PROBLEM DETAILS =
Look through the records, and wherever the string "years" turns up, copy out that line.

PROVIDED RECORDS =
——————

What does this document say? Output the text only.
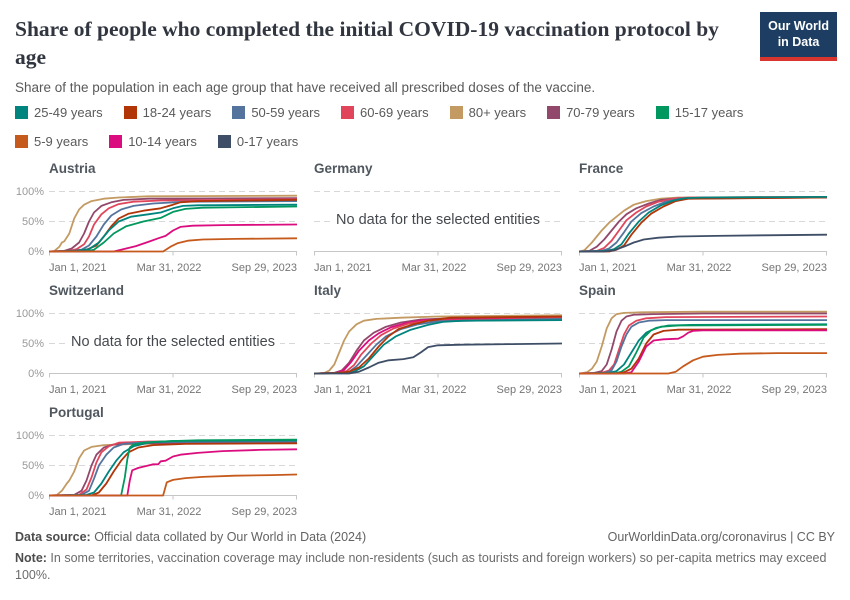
Share of people who completed the initial COVID-19 vaccination protocol by age
Our World
in Data

Share of the population in each age group that have received all prescribed doses of the vaccine.

25-49 years	18-24 years	50-59 years	60-69 years	80+ years	70-79 years	15-17 years
5-9 years	10-14 years	0-17 years
Austria
100%
50%
0%
Jan 1, 2021	Mar 31, 2022	Sep 29, 2023
Germany
No data for the selected entities
Jan 1, 2021	Mar 31, 2022	Sep 29, 2023
France
Jan 1, 2021	Mar 31, 2022	Sep 29, 2023
Switzerland
100%
50%
0%
No data for the selected entities
Jan 1, 2021	Mar 31, 2022	Sep 29, 2023
Italy
Jan 1, 2021	Mar 31, 2022	Sep 29, 2023
Spain
Jan 1, 2021	Mar 31, 2022	Sep 29, 2023
Portugal
100%
50%
0%
Jan 1, 2021	Mar 31, 2022	Sep 29, 2023
Data source: Official data collated by Our World in Data (2024)	OurWorldinData.org/coronavirus | CC BY
Note: In some territories, vaccination coverage may include non-residents (such as tourists and foreign workers) so per-capita metrics may exceed 100%.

——————

YOUR RESPONSE =
25-49 years	18-24 years	50-59 years	60-69 years	80+ years	70-79 years	15-17 years
5-9 years	10-14 years	0-17 years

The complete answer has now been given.